### Stated task
Every line of the records below should be restated exactly.

start Data supplied

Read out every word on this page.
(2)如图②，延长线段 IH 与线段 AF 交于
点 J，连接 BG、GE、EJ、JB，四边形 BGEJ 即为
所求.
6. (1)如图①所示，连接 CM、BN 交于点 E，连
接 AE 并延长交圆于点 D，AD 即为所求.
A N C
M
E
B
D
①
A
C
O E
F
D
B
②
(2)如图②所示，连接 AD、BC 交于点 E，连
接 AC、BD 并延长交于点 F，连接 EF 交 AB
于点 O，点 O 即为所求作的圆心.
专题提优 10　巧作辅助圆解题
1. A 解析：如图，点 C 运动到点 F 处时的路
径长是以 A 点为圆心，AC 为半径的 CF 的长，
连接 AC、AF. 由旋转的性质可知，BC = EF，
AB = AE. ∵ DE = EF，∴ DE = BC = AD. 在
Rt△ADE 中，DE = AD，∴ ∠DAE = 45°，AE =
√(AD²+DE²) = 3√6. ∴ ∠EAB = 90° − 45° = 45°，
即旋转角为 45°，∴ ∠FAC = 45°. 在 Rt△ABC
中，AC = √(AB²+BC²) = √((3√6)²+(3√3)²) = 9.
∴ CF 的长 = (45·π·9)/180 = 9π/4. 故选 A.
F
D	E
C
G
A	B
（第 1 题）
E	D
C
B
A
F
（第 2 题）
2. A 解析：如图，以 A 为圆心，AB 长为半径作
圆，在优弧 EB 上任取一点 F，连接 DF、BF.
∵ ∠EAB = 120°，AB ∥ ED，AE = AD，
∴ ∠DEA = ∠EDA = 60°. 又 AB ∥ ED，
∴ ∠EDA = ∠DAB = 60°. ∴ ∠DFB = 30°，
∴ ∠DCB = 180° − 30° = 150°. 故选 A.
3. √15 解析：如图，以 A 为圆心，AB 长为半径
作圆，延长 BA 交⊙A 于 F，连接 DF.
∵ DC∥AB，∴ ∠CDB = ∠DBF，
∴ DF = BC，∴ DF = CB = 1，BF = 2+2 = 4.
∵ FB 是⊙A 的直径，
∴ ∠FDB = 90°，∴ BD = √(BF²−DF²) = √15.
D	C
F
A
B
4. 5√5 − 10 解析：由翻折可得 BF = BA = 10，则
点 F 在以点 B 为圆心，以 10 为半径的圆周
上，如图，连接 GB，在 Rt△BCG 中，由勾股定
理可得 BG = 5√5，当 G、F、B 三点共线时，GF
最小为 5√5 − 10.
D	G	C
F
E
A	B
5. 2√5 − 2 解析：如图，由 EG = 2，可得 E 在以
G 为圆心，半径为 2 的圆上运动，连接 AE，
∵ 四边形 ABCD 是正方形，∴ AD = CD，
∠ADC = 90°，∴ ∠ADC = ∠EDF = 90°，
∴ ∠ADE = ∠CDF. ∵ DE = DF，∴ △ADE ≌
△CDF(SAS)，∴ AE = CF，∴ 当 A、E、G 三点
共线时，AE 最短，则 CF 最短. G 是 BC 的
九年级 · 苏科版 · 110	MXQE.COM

end Data supplied

### Result for this task
Read out every word on this page.
(2)如图②，延长线段 IH 与线段 AF 交于
点 J，连接 BG、GE、EJ、JB，四边形 BGEJ 即为
所求.
6. (1)如图①所示，连接 CM、BN 交于点 E，连
接 AE 并延长交圆于点 D，AD 即为所求.
A N C
M
E
B
D
①
A
C
O E
F
D
B
②
(2)如图②所示，连接 AD、BC 交于点 E，连
接 AC、BD 并延长交于点 F，连接 EF 交 AB
于点 O，点 O 即为所求作的圆心.
专题提优 10　巧作辅助圆解题
1. A 解析：如图，点 C 运动到点 F 处时的路
径长是以 A 点为圆心，AC 为半径的 CF 的长，
连接 AC、AF. 由旋转的性质可知，BC = EF，
AB = AE. ∵ DE = EF，∴ DE = BC = AD. 在
Rt△ADE 中，DE = AD，∴ ∠DAE = 45°，AE =
√(AD²+DE²) = 3√6. ∴ ∠EAB = 90° − 45° = 45°，
即旋转角为 45°，∴ ∠FAC = 45°. 在 Rt△ABC
中，AC = √(AB²+BC²) = √((3√6)²+(3√3)²) = 9.
∴ CF 的长 = (45·π·9)/180 = 9π/4. 故选 A.
F
D	E
C
G
A	B
（第 1 题）
E	D
C
B
A
F
（第 2 题）
2. A 解析：如图，以 A 为圆心，AB 长为半径作
圆，在优弧 EB 上任取一点 F，连接 DF、BF.
∵ ∠EAB = 120°，AB ∥ ED，AE = AD，
∴ ∠DEA = ∠EDA = 60°. 又 AB ∥ ED，
∴ ∠EDA = ∠DAB = 60°. ∴ ∠DFB = 30°，
∴ ∠DCB = 180° − 30° = 150°. 故选 A.
3. √15 解析：如图，以 A 为圆心，AB 长为半径
作圆，延长 BA 交⊙A 于 F，连接 DF.
∵ DC∥AB，∴ ∠CDB = ∠DBF，
∴ DF = BC，∴ DF = CB = 1，BF = 2+2 = 4.
∵ FB 是⊙A 的直径，
∴ ∠FDB = 90°，∴ BD = √(BF²−DF²) = √15.
D	C
F
A
B
4. 5√5 − 10 解析：由翻折可得 BF = BA = 10，则
点 F 在以点 B 为圆心，以 10 为半径的圆周
上，如图，连接 GB，在 Rt△BCG 中，由勾股定
理可得 BG = 5√5，当 G、F、B 三点共线时，GF
最小为 5√5 − 10.
D	G	C
F
E
A	B
5. 2√5 − 2 解析：如图，由 EG = 2，可得 E 在以
G 为圆心，半径为 2 的圆上运动，连接 AE，
∵ 四边形 ABCD 是正方形，∴ AD = CD，
∠ADC = 90°，∴ ∠ADC = ∠EDF = 90°，
∴ ∠ADE = ∠CDF. ∵ DE = DF，∴ △ADE ≌
△CDF(SAS)，∴ AE = CF，∴ 当 A、E、G 三点
共线时，AE 最短，则 CF 最短. G 是 BC 的
九年级 · 苏科版 · 110	MXQE.COM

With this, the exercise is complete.